[Excerpts from a figure dataset]
================================

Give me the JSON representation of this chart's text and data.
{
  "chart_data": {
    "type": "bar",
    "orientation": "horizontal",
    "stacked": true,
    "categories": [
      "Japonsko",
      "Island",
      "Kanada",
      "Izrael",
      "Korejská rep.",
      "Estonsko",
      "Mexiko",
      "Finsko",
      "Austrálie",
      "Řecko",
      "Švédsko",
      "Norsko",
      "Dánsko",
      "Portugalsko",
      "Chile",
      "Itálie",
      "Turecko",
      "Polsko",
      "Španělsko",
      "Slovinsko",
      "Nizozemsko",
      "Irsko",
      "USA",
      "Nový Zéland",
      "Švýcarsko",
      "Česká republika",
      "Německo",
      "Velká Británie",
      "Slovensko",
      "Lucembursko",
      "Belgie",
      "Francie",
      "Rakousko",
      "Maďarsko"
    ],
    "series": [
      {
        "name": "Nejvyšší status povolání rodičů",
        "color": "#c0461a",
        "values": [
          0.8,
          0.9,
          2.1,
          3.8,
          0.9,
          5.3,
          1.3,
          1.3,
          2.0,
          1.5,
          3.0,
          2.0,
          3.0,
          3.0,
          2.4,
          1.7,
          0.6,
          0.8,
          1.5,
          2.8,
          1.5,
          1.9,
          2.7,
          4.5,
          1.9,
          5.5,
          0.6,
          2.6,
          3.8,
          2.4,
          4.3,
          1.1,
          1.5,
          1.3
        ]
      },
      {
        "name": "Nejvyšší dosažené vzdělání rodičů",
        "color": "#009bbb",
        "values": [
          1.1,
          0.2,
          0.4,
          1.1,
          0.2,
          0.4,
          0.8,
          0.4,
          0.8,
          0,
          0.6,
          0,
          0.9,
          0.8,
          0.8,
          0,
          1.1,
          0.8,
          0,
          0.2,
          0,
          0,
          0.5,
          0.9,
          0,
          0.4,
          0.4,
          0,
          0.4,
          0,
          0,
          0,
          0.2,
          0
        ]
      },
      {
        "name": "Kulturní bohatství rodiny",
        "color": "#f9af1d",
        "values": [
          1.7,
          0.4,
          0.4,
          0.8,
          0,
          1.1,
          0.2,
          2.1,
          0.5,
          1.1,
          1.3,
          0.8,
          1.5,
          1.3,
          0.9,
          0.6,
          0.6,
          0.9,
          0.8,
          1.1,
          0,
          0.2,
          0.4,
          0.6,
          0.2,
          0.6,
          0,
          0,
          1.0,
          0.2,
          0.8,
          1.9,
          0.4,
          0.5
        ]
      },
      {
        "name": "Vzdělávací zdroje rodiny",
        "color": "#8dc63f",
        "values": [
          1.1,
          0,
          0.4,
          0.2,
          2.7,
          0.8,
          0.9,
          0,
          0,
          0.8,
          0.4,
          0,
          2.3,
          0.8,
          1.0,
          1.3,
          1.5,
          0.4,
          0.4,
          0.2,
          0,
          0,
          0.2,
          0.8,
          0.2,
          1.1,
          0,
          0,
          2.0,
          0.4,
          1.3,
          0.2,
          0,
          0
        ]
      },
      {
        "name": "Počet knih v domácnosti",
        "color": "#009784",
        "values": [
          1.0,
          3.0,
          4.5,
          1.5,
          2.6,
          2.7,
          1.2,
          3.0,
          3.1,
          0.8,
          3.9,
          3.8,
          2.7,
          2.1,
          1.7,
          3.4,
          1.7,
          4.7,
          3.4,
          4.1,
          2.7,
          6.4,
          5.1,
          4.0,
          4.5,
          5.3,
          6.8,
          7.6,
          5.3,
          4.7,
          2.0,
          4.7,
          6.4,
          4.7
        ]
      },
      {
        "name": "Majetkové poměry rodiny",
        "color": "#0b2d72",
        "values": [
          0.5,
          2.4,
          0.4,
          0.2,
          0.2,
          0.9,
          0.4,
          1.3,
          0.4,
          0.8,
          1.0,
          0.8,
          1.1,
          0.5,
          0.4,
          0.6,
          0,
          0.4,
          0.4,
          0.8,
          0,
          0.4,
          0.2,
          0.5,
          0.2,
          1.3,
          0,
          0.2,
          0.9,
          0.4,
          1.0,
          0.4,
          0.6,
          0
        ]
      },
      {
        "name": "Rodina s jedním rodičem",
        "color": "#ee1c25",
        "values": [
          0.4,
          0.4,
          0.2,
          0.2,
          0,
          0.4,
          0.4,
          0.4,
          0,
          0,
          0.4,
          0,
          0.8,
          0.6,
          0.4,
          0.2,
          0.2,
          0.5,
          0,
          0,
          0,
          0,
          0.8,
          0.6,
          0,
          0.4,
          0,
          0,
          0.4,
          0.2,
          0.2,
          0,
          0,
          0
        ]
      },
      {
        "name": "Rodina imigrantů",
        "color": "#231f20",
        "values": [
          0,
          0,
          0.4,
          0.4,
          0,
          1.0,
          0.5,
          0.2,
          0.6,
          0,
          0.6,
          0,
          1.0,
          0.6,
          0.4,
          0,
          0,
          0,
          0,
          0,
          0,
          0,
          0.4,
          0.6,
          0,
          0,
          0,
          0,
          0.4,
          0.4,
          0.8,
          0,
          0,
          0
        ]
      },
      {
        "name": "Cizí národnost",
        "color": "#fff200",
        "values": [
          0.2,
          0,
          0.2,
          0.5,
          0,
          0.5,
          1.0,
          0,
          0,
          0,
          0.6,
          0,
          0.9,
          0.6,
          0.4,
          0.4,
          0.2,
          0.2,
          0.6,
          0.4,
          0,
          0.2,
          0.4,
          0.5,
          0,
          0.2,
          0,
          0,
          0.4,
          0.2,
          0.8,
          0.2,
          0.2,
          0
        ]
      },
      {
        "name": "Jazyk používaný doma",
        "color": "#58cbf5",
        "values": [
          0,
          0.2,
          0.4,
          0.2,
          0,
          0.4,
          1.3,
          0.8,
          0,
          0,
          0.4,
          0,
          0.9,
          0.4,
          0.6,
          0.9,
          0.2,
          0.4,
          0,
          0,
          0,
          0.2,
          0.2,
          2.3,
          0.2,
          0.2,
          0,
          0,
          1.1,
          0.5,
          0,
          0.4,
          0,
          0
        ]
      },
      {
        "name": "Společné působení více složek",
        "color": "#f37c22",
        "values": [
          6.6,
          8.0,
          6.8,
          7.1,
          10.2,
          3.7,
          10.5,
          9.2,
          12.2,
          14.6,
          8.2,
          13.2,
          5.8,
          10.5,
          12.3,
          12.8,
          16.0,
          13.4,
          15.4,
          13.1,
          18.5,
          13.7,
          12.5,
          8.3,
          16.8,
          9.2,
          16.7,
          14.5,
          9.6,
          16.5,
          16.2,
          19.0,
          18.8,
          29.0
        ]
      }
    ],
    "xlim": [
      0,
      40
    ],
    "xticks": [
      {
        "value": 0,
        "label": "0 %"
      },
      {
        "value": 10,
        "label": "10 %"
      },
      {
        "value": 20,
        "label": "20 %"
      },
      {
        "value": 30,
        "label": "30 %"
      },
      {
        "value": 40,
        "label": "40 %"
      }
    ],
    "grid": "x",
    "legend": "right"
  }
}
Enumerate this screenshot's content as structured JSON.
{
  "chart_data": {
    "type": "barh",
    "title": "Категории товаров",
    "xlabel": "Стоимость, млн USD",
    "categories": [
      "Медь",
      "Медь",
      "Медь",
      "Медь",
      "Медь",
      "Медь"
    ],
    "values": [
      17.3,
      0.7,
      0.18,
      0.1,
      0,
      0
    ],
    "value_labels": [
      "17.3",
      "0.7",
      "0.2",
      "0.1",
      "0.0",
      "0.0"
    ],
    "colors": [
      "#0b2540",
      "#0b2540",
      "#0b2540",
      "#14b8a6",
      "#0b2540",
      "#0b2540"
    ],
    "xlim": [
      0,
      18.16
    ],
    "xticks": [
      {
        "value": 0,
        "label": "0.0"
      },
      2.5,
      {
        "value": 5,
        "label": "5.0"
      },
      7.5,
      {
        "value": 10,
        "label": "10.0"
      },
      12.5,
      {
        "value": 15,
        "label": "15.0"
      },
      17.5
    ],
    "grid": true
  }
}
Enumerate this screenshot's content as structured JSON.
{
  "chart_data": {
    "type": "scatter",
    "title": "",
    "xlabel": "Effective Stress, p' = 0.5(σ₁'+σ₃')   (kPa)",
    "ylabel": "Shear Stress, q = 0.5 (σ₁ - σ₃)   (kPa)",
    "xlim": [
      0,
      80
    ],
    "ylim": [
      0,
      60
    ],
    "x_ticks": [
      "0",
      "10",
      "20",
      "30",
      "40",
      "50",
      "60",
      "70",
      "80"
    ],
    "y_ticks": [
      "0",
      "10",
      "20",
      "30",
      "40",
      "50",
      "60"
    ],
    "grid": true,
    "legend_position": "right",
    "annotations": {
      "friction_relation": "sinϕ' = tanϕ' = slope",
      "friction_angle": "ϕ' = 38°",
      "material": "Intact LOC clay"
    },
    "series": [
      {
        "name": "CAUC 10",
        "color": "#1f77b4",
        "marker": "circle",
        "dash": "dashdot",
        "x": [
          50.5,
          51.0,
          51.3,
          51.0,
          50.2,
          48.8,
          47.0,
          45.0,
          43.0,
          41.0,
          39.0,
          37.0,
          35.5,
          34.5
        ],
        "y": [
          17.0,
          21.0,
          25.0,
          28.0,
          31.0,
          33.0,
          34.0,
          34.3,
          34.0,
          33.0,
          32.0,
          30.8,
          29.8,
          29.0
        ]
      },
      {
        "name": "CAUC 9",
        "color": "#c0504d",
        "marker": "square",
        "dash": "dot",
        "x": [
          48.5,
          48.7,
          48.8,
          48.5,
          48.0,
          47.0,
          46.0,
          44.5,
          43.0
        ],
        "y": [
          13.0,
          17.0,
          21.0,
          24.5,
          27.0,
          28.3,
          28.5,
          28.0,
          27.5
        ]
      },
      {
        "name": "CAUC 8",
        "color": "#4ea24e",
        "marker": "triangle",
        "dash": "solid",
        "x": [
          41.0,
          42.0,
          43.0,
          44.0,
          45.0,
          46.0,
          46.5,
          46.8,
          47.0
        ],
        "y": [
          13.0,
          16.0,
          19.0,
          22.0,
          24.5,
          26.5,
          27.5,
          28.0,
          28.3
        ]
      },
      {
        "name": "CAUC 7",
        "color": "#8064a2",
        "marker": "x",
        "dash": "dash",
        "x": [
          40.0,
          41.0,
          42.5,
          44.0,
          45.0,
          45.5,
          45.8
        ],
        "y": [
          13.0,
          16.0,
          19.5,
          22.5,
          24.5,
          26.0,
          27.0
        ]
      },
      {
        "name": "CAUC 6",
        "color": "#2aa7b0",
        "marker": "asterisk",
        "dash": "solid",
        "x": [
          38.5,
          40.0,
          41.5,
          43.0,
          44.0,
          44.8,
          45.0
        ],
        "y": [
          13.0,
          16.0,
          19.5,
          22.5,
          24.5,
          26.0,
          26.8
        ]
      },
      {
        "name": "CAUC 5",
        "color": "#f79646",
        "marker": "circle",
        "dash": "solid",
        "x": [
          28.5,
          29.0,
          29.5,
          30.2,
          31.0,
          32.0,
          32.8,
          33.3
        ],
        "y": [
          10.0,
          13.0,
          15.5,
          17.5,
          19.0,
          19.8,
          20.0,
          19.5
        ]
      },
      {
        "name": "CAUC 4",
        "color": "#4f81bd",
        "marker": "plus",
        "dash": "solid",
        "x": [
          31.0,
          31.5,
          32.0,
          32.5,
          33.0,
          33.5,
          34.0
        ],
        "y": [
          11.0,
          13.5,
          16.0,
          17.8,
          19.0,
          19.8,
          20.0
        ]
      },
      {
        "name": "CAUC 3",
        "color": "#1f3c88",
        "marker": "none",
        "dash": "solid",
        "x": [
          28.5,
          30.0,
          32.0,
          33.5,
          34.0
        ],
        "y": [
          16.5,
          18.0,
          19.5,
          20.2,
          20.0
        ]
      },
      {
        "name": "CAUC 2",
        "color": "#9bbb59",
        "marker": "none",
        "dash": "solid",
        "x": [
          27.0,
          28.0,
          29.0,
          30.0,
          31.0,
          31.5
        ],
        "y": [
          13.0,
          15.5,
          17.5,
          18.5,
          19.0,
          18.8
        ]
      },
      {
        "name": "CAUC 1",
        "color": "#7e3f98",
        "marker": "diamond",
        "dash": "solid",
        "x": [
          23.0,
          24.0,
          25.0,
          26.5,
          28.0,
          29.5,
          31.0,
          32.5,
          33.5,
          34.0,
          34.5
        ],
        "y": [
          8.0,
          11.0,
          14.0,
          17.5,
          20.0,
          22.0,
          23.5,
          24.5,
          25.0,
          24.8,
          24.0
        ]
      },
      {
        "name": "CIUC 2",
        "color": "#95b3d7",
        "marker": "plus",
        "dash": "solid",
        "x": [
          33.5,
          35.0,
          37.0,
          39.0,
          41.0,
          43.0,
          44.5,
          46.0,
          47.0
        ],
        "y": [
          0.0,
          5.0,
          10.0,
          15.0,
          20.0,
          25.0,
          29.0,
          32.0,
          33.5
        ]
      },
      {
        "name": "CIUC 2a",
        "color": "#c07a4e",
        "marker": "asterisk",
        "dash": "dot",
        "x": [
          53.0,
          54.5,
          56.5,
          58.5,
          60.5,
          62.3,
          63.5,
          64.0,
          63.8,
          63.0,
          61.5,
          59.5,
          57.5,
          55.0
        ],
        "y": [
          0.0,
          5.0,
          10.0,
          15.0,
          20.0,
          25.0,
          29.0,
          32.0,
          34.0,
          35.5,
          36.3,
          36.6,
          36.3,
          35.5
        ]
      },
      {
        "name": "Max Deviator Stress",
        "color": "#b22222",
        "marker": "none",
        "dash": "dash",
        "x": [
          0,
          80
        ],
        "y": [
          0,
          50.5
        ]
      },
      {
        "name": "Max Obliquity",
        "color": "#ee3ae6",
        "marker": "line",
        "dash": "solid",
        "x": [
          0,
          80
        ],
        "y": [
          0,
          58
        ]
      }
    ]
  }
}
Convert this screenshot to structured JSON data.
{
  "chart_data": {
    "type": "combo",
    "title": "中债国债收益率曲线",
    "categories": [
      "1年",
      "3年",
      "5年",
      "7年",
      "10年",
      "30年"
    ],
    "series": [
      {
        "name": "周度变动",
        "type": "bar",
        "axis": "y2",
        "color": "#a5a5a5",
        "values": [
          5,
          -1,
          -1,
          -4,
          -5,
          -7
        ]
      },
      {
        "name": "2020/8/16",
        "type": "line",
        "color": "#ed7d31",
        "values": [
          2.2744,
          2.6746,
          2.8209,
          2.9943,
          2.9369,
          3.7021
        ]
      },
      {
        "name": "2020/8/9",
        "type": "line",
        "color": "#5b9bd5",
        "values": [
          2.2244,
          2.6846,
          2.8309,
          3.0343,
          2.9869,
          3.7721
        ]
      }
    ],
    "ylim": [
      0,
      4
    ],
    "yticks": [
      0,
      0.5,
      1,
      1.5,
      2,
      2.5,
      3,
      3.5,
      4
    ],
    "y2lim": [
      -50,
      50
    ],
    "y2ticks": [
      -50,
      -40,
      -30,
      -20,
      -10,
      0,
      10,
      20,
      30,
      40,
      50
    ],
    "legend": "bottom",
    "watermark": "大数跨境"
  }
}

================================

» Task directions: Look through the material and copy each line that has "xlabel".

» Solution:
    "xlabel": "Стоимость, млн USD",
    "xlabel": "Effective Stress, p' = 0.5(σ₁'+σ₃')   (kPa)",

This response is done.